Set task: Look through the material below for "data". Copy every line that contains it.

[Structured figure records]

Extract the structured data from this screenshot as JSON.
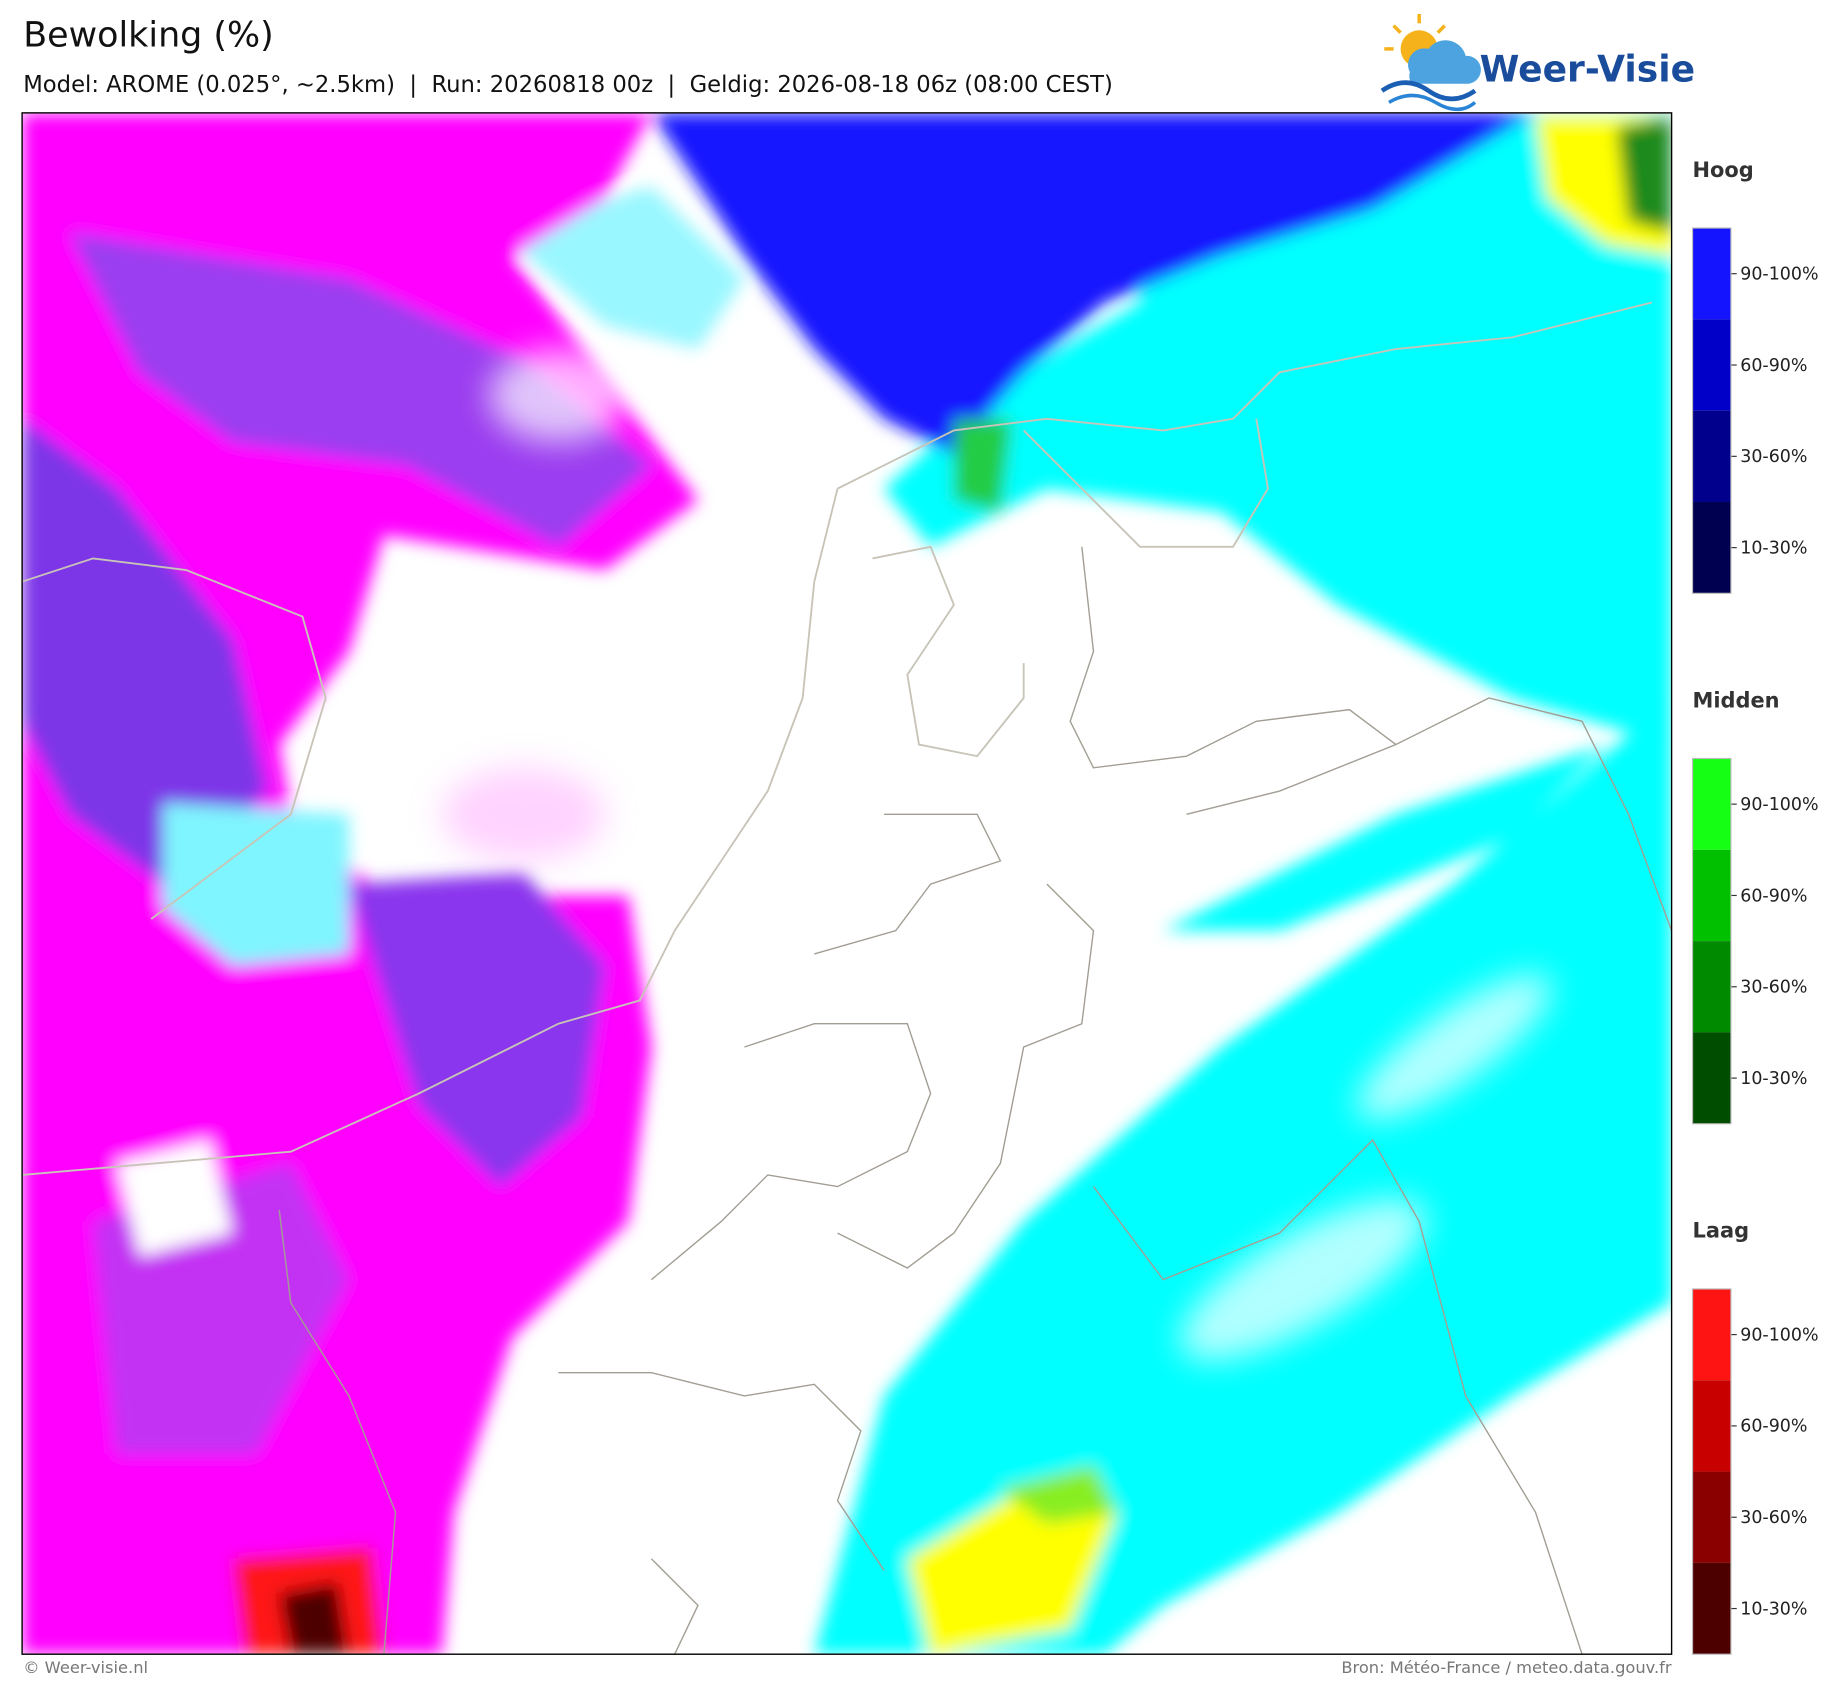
{
  "header": {
    "title": "Bewolking (%)",
    "subtitle": "Model: AROME (0.025°, ~2.5km)  |  Run: 20260818 00z  |  Geldig: 2026-08-18 06z (08:00 CEST)"
  },
  "logo": {
    "text": "Weer-Visie"
  },
  "legend": [
    {
      "title": "Hoog",
      "labels": [
        "90-100%",
        "60-90%",
        "30-60%",
        "10-30%"
      ],
      "colors": [
        "#1414ff",
        "#0000c8",
        "#00008c",
        "#000050"
      ]
    },
    {
      "title": "Midden",
      "labels": [
        "90-100%",
        "60-90%",
        "30-60%",
        "10-30%"
      ],
      "colors": [
        "#14ff14",
        "#00c000",
        "#008a00",
        "#004d00"
      ]
    },
    {
      "title": "Laag",
      "labels": [
        "90-100%",
        "60-90%",
        "30-60%",
        "10-30%"
      ],
      "colors": [
        "#ff1414",
        "#c80000",
        "#8a0000",
        "#4d0000"
      ]
    }
  ],
  "footer": {
    "left": "© Weer-visie.nl",
    "right": "Bron: Météo-France / meteo.data.gouv.fr"
  }
}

Task result:
Extract the structured data from this screenshot as JSON.
    "right": "Bron: Météo-France / meteo.data.gouv.fr"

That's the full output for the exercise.